Source text
##########

Thursday, September 19, 2024

Achieving ROI Efficiencies Online Through Brand-Direct Relationships

To most people, brand advertising and direct marketing are two wholly separate, if not antithetical, practices. One is for generating awareness and making emotional connections. The other is meant to elicit a specific response. But until recently, the two initiatives had never been thought of as working together at the same time.

On the Web, however, brand and direct marketing are not so easily separated. Granted, there are times when one tactic is more effective than the other, but in the big picture of an interactive marketing campaign, ROI efficiencies can only be achieved if brand and direct marketing are used conjointly. The secret lies in combining the perception-shaping power of brand advertising with the one-to-one persuasiveness of direct marketing.

It all starts with strong data mining

The most revolutionary aspect of Web marketing is perhaps its most as-yet-untapped one: the ability to measure consumer behavior and to deliver messages accordingly tailored to fit that behavior. The Web allows marketers to glean the type of information from consumers that makes more traditional marketers extremely jealous. By culling behavioral information during each phase of the consumer life cycle, we are able to target the right consumer with the right message at the right time, thereby securing response rates that far exceed campaigns in other mediums like print or television.

Think of consumer behavior patterns in terms of a ladder, each rung of which is made up of consumers at varying degrees of involvement with your brand. At the bottom rung is the general pool of consumers at large. Your customers are somewhere within this pool; your task is to dive in there and find them. On the second rung are the suspects-people who fall within certain demographics, psychographics or life-stages and therefore are likely targets for your offer. Suspects who have demonstrated a clear desire to learn more about your offering then become prospects. These are the hand-raisers, people who identify themselves by asking for more information. Prospects who have made a purchase become customers, and then the top rung of the ladder-the holy grail of marketing-consists of customers with whom you have developed such close relationships with that they become loyal brand advocates, a state in which your customers become advertisements themselves.

In this analogy, either brand- or direct-focused messages are more important depending on which rung consumers are standing. It is the combination of the two, however, that determines how far up the ladder they’ll ascend.

##########

Data excerpts

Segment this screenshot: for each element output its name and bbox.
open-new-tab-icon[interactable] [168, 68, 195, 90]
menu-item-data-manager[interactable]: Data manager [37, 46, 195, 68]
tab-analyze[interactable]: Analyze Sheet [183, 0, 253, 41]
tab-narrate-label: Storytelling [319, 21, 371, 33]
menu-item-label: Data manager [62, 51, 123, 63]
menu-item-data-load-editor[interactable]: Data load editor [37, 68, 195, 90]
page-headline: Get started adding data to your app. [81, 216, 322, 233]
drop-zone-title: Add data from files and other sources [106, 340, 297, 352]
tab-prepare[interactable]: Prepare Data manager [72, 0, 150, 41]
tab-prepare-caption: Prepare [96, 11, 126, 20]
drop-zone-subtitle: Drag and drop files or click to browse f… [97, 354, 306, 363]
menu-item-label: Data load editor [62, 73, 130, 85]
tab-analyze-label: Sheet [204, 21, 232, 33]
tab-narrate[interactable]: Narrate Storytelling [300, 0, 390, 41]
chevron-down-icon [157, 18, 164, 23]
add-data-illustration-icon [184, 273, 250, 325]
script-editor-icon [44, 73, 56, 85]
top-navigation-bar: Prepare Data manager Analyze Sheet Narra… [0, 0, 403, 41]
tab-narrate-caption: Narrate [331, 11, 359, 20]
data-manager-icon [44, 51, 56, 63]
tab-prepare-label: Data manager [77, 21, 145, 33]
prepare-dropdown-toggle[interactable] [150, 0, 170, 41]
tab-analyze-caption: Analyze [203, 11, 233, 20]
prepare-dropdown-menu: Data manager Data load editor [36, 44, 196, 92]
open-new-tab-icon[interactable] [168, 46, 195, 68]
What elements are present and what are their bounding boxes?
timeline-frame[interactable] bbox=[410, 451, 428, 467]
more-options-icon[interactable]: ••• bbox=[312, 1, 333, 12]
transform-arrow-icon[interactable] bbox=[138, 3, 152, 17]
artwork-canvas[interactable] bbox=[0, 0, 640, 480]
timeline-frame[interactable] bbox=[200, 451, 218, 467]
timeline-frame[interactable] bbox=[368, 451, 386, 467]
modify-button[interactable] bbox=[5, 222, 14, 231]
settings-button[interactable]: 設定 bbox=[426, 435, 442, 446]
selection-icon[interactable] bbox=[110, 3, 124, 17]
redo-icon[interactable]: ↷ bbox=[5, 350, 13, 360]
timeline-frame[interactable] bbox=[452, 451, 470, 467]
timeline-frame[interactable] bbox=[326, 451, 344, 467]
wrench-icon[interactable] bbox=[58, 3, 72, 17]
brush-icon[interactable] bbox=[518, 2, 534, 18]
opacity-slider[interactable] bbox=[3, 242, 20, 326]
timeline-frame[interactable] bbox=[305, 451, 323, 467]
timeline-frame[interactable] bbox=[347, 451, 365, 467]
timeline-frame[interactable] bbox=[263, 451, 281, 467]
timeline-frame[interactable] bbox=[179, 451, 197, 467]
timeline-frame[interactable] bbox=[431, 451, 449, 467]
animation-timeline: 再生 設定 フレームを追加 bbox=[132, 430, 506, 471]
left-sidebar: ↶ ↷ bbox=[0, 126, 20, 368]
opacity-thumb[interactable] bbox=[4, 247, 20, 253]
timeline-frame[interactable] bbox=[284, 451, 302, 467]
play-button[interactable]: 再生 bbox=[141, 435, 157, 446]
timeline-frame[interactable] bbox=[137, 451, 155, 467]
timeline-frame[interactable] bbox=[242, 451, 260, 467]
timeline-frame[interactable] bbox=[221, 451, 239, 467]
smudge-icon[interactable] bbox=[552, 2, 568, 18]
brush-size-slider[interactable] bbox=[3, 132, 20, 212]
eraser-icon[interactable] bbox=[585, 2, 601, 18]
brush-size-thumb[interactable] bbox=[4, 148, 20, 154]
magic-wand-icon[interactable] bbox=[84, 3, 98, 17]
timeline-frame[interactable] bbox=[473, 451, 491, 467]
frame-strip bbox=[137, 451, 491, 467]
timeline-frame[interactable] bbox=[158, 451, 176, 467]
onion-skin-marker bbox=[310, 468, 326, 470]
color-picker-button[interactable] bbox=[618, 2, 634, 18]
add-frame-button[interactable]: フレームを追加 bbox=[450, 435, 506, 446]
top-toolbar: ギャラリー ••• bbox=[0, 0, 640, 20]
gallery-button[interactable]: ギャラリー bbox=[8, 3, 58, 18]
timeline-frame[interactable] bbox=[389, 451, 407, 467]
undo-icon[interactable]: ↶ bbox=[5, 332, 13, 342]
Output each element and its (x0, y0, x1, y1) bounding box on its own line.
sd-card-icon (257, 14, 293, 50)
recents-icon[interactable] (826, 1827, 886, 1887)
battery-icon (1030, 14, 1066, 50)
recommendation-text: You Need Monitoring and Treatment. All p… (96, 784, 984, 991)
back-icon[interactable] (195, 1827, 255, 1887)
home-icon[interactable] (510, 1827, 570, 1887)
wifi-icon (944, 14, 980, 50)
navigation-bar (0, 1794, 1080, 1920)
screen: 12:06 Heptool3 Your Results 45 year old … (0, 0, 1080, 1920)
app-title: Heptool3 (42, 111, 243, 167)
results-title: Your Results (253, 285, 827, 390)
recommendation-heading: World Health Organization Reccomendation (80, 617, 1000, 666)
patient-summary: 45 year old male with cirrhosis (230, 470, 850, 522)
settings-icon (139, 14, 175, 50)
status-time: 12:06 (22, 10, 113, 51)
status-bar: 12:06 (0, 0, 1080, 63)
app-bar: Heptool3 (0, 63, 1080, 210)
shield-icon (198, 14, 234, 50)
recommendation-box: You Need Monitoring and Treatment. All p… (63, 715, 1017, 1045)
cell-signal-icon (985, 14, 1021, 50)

##########

Copy the stretch of the brand and direct marketing article from "On the Web, however, brand" through "of direct marketing.", swapping "conjointly" for "together". None of the records are required to complete this.

On the Web, however, brand and direct marketing are not so easily separated. Granted, there are times when one tactic is more effective than the other, but in the big picture of an interactive marketing campaign, ROI efficiencies can only be achieved if brand and direct marketing are used together. The secret lies in combining the perception-shaping power of brand advertising with the one-to-one persuasiveness of direct marketing.